** EXTRACT PROVIDED **
=== Begin Enclosure ===
Our Wnt mutants displayed joint defects; therefore we examined the expression levels of bapx1 (bagpipe-related transcription factor), which is involved in joint specification (Miller et al., 2003; Nair et al., 2007). bapx1 transcripts localized to the jaw joint in WT (Fig. 7Z). This pattern is preserved in wls and wnt5b mutants in addition to a smaller ventral midline domain (Fig. 7AA black arrowhead) in the hyoid arch of wls mutants (Fig. 7AA, AC). Interestingly, jaw joint bapx1 expression was not detectable in gpc4 mutants indicating a failure in patterning of the joint (Fig. 7AD) and weak in wnt9a mutants, which may indicate defective joint integrity (Fig. 7AB).

In summary, in all wls mutants observed, we noted the enhanced expression of sox9a and runx2a and interestingly, a loss of col10a1a and col1a2 expression. In wnt9a, wnt5b and gpc4 mutants, there was a loss of col10a1a in endochondral bones. Altogether, our data showed a defect in the differentiation process of chondrocytes in the absence of Wnt signaling, a process required for chondrogenic maturation and subsequent initiation of the endochondral ossification process.

3. Discussion

Wnt signaling pathways play important roles in craniofacial cartilage and bone development. Once chondrocytes form distinct cartilage structures, differentiated chondrocytes can either maintain their chondrogenic state to form articular cartilage or undergo hypertrophic maturation in the process of endochondral ossification (Kronenberg, 2003). The canonical Wnt/β-catenin pathway has been investigated to be key in promoting chondrogenesis, initiating chondrocyte hypertrophy and regulating osteogenesis (Day et al., 2005; Glass et al., 2005; Hill et al., 2005). However, the non-canonical pathway has been less studied. It has been shown that both the planar cell polarity (PCP) and Ca2+ have been shown to induce cytoskeleton reorganization, chondrocyte stacking and axial patterning (Fanto and McNeill, 2004; Le Pabic et al., 2014; Rochard et al., 2016; Sisson et al., 2015). Here we showed that the Wnt non-canonical genes; wls, wnt9a, wnt5b and gpc4 each have distinct requirements in chondrogenesis and osteogenesis during craniofacial ventral cartilage development.
=== End Enclosure ===
(Document understanding data)
=== Begin Enclosure ===
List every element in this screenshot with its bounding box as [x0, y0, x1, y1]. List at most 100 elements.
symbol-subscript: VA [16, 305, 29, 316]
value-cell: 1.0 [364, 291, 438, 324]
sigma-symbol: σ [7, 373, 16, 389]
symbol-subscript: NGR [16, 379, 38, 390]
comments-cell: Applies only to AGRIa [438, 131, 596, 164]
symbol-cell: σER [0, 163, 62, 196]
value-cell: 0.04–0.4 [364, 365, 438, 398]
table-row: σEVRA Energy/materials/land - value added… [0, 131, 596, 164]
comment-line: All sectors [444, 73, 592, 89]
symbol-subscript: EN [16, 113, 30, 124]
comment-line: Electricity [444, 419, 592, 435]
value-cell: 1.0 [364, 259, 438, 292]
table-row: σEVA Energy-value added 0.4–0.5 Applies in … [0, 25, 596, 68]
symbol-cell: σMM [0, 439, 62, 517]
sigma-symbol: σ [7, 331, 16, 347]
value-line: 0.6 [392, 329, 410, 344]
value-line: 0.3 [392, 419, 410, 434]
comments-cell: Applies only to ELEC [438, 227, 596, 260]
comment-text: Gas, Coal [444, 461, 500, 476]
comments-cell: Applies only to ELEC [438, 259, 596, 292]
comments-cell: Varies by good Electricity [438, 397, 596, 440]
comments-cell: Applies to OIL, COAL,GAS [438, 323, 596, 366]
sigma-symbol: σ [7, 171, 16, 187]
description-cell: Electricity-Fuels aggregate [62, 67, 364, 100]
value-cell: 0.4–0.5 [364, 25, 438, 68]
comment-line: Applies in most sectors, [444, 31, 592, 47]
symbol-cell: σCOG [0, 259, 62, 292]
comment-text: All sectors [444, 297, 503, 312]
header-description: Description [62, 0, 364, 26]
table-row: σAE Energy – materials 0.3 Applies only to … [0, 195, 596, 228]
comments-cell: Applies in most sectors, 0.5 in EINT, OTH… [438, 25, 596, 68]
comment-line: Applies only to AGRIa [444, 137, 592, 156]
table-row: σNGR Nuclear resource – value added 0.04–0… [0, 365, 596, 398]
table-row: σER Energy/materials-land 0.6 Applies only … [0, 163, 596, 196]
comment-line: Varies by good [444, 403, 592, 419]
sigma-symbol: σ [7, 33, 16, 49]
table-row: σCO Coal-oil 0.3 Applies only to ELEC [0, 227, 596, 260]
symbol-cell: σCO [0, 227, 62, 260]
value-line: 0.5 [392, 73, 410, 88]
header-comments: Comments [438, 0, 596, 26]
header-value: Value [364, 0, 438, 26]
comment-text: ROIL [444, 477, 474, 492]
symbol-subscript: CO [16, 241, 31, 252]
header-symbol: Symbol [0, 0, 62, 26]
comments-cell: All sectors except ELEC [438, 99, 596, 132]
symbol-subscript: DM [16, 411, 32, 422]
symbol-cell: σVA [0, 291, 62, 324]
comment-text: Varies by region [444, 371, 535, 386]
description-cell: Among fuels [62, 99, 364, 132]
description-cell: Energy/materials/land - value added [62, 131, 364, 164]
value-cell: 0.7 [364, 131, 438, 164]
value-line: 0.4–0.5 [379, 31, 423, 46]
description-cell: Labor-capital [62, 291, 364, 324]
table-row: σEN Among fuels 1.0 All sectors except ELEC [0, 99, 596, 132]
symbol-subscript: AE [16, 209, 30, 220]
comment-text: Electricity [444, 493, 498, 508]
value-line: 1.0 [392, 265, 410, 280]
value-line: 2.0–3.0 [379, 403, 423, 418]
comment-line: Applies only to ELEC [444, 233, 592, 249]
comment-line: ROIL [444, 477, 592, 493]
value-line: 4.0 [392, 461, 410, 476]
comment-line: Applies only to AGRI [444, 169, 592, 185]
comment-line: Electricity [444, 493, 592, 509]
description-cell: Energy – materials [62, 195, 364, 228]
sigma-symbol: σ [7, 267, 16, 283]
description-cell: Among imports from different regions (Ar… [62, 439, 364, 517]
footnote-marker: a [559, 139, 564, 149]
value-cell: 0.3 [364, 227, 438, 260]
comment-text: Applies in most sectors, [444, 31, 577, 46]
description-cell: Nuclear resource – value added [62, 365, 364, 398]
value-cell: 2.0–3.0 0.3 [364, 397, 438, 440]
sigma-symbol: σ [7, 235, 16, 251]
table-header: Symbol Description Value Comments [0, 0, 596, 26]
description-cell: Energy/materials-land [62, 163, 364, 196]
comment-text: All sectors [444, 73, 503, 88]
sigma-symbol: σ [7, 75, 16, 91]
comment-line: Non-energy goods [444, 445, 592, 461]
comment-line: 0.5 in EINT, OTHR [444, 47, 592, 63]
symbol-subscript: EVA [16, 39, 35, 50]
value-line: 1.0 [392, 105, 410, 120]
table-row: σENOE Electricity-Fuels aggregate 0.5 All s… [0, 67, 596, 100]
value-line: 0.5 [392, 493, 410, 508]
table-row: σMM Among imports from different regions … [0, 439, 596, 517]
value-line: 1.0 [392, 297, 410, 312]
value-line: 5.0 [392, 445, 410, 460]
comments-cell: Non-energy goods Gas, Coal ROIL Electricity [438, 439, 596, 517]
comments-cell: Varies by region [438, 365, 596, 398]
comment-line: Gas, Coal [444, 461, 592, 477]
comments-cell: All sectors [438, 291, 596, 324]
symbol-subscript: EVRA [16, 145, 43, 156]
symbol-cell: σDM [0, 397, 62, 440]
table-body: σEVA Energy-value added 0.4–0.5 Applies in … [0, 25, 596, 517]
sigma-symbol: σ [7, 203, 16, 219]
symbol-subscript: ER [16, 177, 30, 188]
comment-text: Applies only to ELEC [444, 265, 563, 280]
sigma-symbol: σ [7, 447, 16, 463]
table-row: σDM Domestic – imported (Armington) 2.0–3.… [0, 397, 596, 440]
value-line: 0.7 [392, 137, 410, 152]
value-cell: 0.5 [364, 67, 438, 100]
=== End Enclosure ===
** TASK INSTRUCTIONS **
[1] Rewrite the stretch of the passage on Wnt signaling in cartilage from "Our Wnt mutants" through "integrity (Fig. 7AB).", replacing "mutants" with "mutant lines".
[2] According to the passage on Wnt signaling in cartilage, in which mutants was jaw joint bapx1 expression not detectable?
These entries are separate material and have no connection to the passage on Wnt signaling in cartilage.

** PER-TASK OUTPUTS **
[1]
Our Wnt mutant lines displayed joint defects; therefore we examined the expression levels of bapx1 (bagpipe-related transcription factor), which is involved in joint specification (Miller et al., 2003; Nair et al., 2007). bapx1 transcripts localized to the jaw joint in WT (Fig. 7Z). This pattern is preserved in wls and wnt5b mutant lines in addition to a smaller ventral midline domain (Fig. 7AA black arrowhead) in the hyoid arch of wls mutant lines (Fig. 7AA, AC). Interestingly, jaw joint bapx1 expression was not detectable in gpc4 mutant lines indicating a failure in patterning of the joint (Fig. 7AD) and weak in wnt9a mutant lines, which may indicate defective joint integrity (Fig. 7AB).

[2] gpc4 mutants